**Task instructions**
Copy the records word for word, starting at the first line and ending with the line that contains "save-button[interactable]: Save: [9, 568, 200, 653]".

**Listings of elements and regions**
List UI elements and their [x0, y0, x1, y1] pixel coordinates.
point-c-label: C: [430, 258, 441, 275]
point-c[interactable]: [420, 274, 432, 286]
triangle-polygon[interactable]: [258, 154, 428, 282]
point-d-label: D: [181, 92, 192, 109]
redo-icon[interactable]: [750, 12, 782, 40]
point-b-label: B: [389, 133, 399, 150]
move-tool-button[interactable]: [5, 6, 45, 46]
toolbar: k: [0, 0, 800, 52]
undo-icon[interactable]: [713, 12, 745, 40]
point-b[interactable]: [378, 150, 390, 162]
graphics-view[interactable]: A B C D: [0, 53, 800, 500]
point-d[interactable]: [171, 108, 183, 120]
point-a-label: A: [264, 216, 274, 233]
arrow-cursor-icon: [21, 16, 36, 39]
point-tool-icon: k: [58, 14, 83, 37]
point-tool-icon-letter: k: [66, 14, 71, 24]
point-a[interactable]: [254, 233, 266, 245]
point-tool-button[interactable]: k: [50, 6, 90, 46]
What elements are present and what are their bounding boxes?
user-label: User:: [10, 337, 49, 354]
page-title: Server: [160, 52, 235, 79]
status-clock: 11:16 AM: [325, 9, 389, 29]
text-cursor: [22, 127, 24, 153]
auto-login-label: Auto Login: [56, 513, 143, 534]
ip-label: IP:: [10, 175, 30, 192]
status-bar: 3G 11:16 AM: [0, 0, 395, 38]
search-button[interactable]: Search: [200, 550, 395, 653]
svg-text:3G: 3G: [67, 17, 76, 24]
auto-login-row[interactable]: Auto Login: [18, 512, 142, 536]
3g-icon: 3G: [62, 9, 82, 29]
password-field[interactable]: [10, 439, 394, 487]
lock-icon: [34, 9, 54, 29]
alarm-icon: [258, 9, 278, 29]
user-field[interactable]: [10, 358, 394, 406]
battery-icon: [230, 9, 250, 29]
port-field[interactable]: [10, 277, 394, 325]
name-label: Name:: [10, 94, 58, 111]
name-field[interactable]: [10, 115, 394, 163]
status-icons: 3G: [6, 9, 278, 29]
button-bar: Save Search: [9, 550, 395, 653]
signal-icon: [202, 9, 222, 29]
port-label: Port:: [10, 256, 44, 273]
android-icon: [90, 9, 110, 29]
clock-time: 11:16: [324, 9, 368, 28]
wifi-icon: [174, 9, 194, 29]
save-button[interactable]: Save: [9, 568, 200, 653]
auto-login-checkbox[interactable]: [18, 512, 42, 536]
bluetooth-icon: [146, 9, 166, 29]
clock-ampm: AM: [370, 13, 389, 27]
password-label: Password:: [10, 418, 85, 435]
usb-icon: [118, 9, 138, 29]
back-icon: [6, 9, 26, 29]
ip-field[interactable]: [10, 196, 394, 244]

**Output of the exercise**
List UI elements and their [x0, y0, x1, y1] pixel coordinates.
point-c-label: C: [430, 258, 441, 275]
point-c[interactable]: [420, 274, 432, 286]
triangle-polygon[interactable]: [258, 154, 428, 282]
point-d-label: D: [181, 92, 192, 109]
redo-icon[interactable]: [750, 12, 782, 40]
point-b-label: B: [389, 133, 399, 150]
move-tool-button[interactable]: [5, 6, 45, 46]
toolbar: k: [0, 0, 800, 52]
undo-icon[interactable]: [713, 12, 745, 40]
point-b[interactable]: [378, 150, 390, 162]
graphics-view[interactable]: A B C D: [0, 53, 800, 500]
point-d[interactable]: [171, 108, 183, 120]
point-a-label: A: [264, 216, 274, 233]
arrow-cursor-icon: [21, 16, 36, 39]
point-tool-icon: k: [58, 14, 83, 37]
point-tool-icon-letter: k: [66, 14, 71, 24]
point-a[interactable]: [254, 233, 266, 245]
point-tool-button[interactable]: k: [50, 6, 90, 46]
What elements are present and what are their bounding boxes?
user-label: User:: [10, 337, 49, 354]
page-title: Server: [160, 52, 235, 79]
status-clock: 11:16 AM: [325, 9, 389, 29]
text-cursor: [22, 127, 24, 153]
auto-login-label: Auto Login: [56, 513, 143, 534]
ip-label: IP:: [10, 175, 30, 192]
status-bar: 3G 11:16 AM: [0, 0, 395, 38]
search-button[interactable]: Search: [200, 550, 395, 653]
svg-text:3G: 3G: [67, 17, 76, 24]
auto-login-row[interactable]: Auto Login: [18, 512, 142, 536]
3g-icon: 3G: [62, 9, 82, 29]
password-field[interactable]: [10, 439, 394, 487]
lock-icon: [34, 9, 54, 29]
alarm-icon: [258, 9, 278, 29]
user-field[interactable]: [10, 358, 394, 406]
battery-icon: [230, 9, 250, 29]
port-field[interactable]: [10, 277, 394, 325]
name-label: Name:: [10, 94, 58, 111]
name-field[interactable]: [10, 115, 394, 163]
status-icons: 3G: [6, 9, 278, 29]
button-bar: Save Search: [9, 550, 395, 653]
signal-icon: [202, 9, 222, 29]
port-label: Port:: [10, 256, 44, 273]
android-icon: [90, 9, 110, 29]
clock-time: 11:16: [324, 9, 368, 28]
wifi-icon: [174, 9, 194, 29]
save-button[interactable]: Save: [9, 568, 200, 653]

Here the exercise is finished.